= Data listing =

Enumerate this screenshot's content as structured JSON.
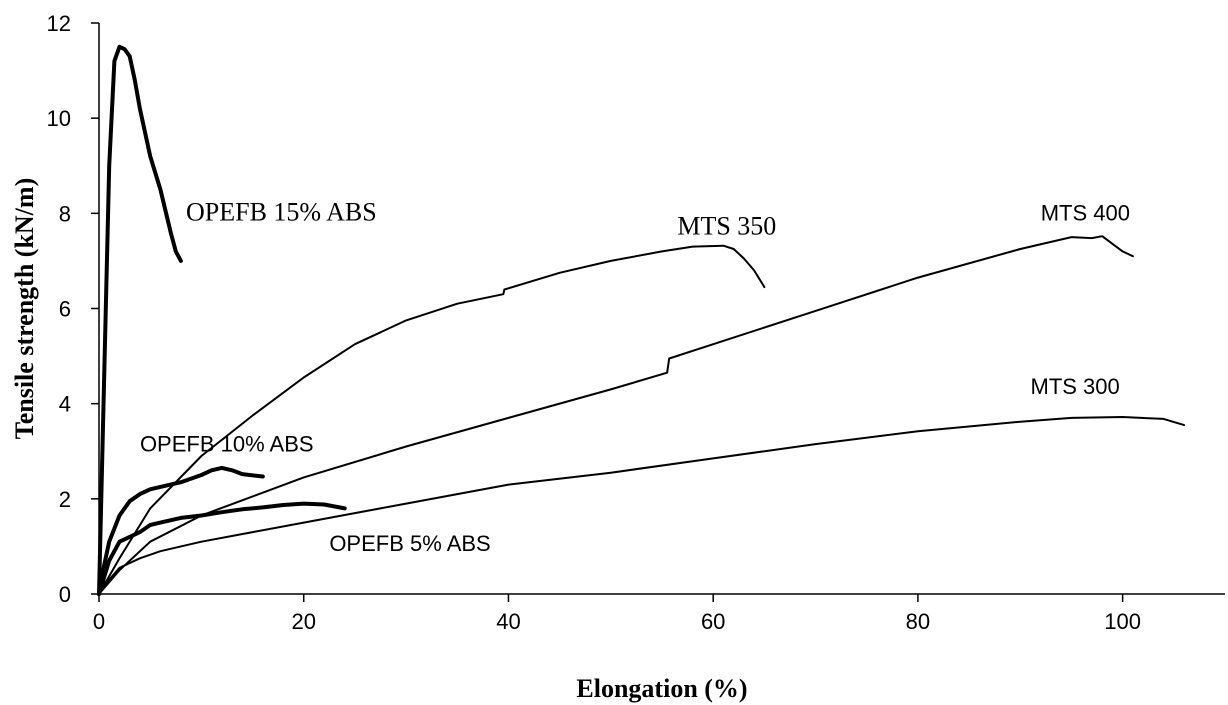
{
  "chart_data": {
    "type": "line",
    "title": "",
    "xlabel": "Elongation (%)",
    "ylabel": "Tensile strength (kN/m)",
    "xlim": [
      0,
      110
    ],
    "ylim": [
      0,
      12
    ],
    "xticks": [
      0,
      20,
      40,
      60,
      80,
      100
    ],
    "yticks": [
      0,
      2,
      4,
      6,
      8,
      10,
      12
    ],
    "grid": false,
    "legend": "none",
    "series": [
      {
        "name": "OPEFB 15% ABS",
        "line_width": "thick",
        "x": [
          0,
          0.5,
          1,
          1.5,
          2,
          2.5,
          3,
          3.5,
          4,
          5,
          6,
          7,
          7.5,
          8
        ],
        "y": [
          0,
          4.5,
          9,
          11.2,
          11.5,
          11.45,
          11.3,
          10.8,
          10.2,
          9.2,
          8.5,
          7.6,
          7.2,
          7.0
        ]
      },
      {
        "name": "OPEFB 10% ABS",
        "line_width": "thick",
        "x": [
          0,
          0.5,
          1,
          2,
          3,
          4,
          5,
          6,
          8,
          10,
          11,
          12,
          13,
          14,
          16
        ],
        "y": [
          0,
          0.6,
          1.1,
          1.65,
          1.95,
          2.1,
          2.2,
          2.25,
          2.35,
          2.5,
          2.6,
          2.65,
          2.6,
          2.52,
          2.47
        ]
      },
      {
        "name": "OPEFB 5% ABS",
        "line_width": "thick",
        "x": [
          0,
          1,
          2,
          4,
          5,
          6,
          8,
          10,
          12,
          14,
          16,
          18,
          20,
          22,
          24
        ],
        "y": [
          0,
          0.7,
          1.1,
          1.3,
          1.45,
          1.5,
          1.6,
          1.65,
          1.72,
          1.78,
          1.82,
          1.87,
          1.9,
          1.88,
          1.8
        ]
      },
      {
        "name": "MTS 350",
        "line_width": "thin",
        "x": [
          0,
          2,
          5,
          10,
          15,
          20,
          25,
          30,
          35,
          39.5,
          39.6,
          45,
          50,
          55,
          58,
          61,
          62,
          63,
          64,
          65
        ],
        "y": [
          0,
          0.75,
          1.8,
          2.9,
          3.75,
          4.55,
          5.25,
          5.75,
          6.1,
          6.3,
          6.4,
          6.75,
          7.0,
          7.2,
          7.3,
          7.32,
          7.25,
          7.05,
          6.8,
          6.45
        ]
      },
      {
        "name": "MTS 400",
        "line_width": "thin",
        "x": [
          0,
          2,
          5,
          10,
          20,
          30,
          40,
          50,
          55.5,
          55.7,
          60,
          70,
          80,
          90,
          95,
          97,
          98,
          100,
          101
        ],
        "y": [
          0,
          0.5,
          1.1,
          1.65,
          2.45,
          3.1,
          3.7,
          4.3,
          4.65,
          4.95,
          5.25,
          5.95,
          6.65,
          7.25,
          7.5,
          7.48,
          7.52,
          7.2,
          7.1
        ]
      },
      {
        "name": "MTS 300",
        "line_width": "thin",
        "x": [
          0,
          1,
          2,
          4,
          6,
          10,
          20,
          30,
          40,
          50,
          60,
          70,
          80,
          90,
          95,
          100,
          104,
          106
        ],
        "y": [
          0,
          0.3,
          0.55,
          0.75,
          0.9,
          1.1,
          1.5,
          1.9,
          2.3,
          2.55,
          2.85,
          3.15,
          3.42,
          3.62,
          3.7,
          3.72,
          3.68,
          3.55
        ]
      }
    ],
    "annotations": [
      {
        "text": "OPEFB 15% ABS",
        "x": 8.5,
        "y": 7.85,
        "style": "serif"
      },
      {
        "text": "MTS 350",
        "x": 56.5,
        "y": 7.55,
        "style": "serif"
      },
      {
        "text": "MTS 400",
        "x": 92,
        "y": 7.85,
        "style": "sans"
      },
      {
        "text": "MTS 300",
        "x": 91,
        "y": 4.2,
        "style": "sans"
      },
      {
        "text": "OPEFB 10% ABS",
        "x": 4,
        "y": 3.0,
        "style": "sans"
      },
      {
        "text": "OPEFB 5% ABS",
        "x": 22.5,
        "y": 0.9,
        "style": "sans"
      }
    ]
  }
}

= Goal of the exercise =
Drop the images and repeat the data exactly.

= Solution below =
Enumerate this screenshot's content as structured JSON.
{
  "chart_data": {
    "type": "line",
    "title": "",
    "xlabel": "Elongation (%)",
    "ylabel": "Tensile strength (kN/m)",
    "xlim": [
      0,
      110
    ],
    "ylim": [
      0,
      12
    ],
    "xticks": [
      0,
      20,
      40,
      60,
      80,
      100
    ],
    "yticks": [
      0,
      2,
      4,
      6,
      8,
      10,
      12
    ],
    "grid": false,
    "legend": "none",
    "series": [
      {
        "name": "OPEFB 15% ABS",
        "line_width": "thick",
        "x": [
          0,
          0.5,
          1,
          1.5,
          2,
          2.5,
          3,
          3.5,
          4,
          5,
          6,
          7,
          7.5,
          8
        ],
        "y": [
          0,
          4.5,
          9,
          11.2,
          11.5,
          11.45,
          11.3,
          10.8,
          10.2,
          9.2,
          8.5,
          7.6,
          7.2,
          7.0
        ]
      },
      {
        "name": "OPEFB 10% ABS",
        "line_width": "thick",
        "x": [
          0,
          0.5,
          1,
          2,
          3,
          4,
          5,
          6,
          8,
          10,
          11,
          12,
          13,
          14,
          16
        ],
        "y": [
          0,
          0.6,
          1.1,
          1.65,
          1.95,
          2.1,
          2.2,
          2.25,
          2.35,
          2.5,
          2.6,
          2.65,
          2.6,
          2.52,
          2.47
        ]
      },
      {
        "name": "OPEFB 5% ABS",
        "line_width": "thick",
        "x": [
          0,
          1,
          2,
          4,
          5,
          6,
          8,
          10,
          12,
          14,
          16,
          18,
          20,
          22,
          24
        ],
        "y": [
          0,
          0.7,
          1.1,
          1.3,
          1.45,
          1.5,
          1.6,
          1.65,
          1.72,
          1.78,
          1.82,
          1.87,
          1.9,
          1.88,
          1.8
        ]
      },
      {
        "name": "MTS 350",
        "line_width": "thin",
        "x": [
          0,
          2,
          5,
          10,
          15,
          20,
          25,
          30,
          35,
          39.5,
          39.6,
          45,
          50,
          55,
          58,
          61,
          62,
          63,
          64,
          65
        ],
        "y": [
          0,
          0.75,
          1.8,
          2.9,
          3.75,
          4.55,
          5.25,
          5.75,
          6.1,
          6.3,
          6.4,
          6.75,
          7.0,
          7.2,
          7.3,
          7.32,
          7.25,
          7.05,
          6.8,
          6.45
        ]
      },
      {
        "name": "MTS 400",
        "line_width": "thin",
        "x": [
          0,
          2,
          5,
          10,
          20,
          30,
          40,
          50,
          55.5,
          55.7,
          60,
          70,
          80,
          90,
          95,
          97,
          98,
          100,
          101
        ],
        "y": [
          0,
          0.5,
          1.1,
          1.65,
          2.45,
          3.1,
          3.7,
          4.3,
          4.65,
          4.95,
          5.25,
          5.95,
          6.65,
          7.25,
          7.5,
          7.48,
          7.52,
          7.2,
          7.1
        ]
      },
      {
        "name": "MTS 300",
        "line_width": "thin",
        "x": [
          0,
          1,
          2,
          4,
          6,
          10,
          20,
          30,
          40,
          50,
          60,
          70,
          80,
          90,
          95,
          100,
          104,
          106
        ],
        "y": [
          0,
          0.3,
          0.55,
          0.75,
          0.9,
          1.1,
          1.5,
          1.9,
          2.3,
          2.55,
          2.85,
          3.15,
          3.42,
          3.62,
          3.7,
          3.72,
          3.68,
          3.55
        ]
      }
    ],
    "annotations": [
      {
        "text": "OPEFB 15% ABS",
        "x": 8.5,
        "y": 7.85,
        "style": "serif"
      },
      {
        "text": "MTS 350",
        "x": 56.5,
        "y": 7.55,
        "style": "serif"
      },
      {
        "text": "MTS 400",
        "x": 92,
        "y": 7.85,
        "style": "sans"
      },
      {
        "text": "MTS 300",
        "x": 91,
        "y": 4.2,
        "style": "sans"
      },
      {
        "text": "OPEFB 10% ABS",
        "x": 4,
        "y": 3.0,
        "style": "sans"
      },
      {
        "text": "OPEFB 5% ABS",
        "x": 22.5,
        "y": 0.9,
        "style": "sans"
      }
    ]
  }
}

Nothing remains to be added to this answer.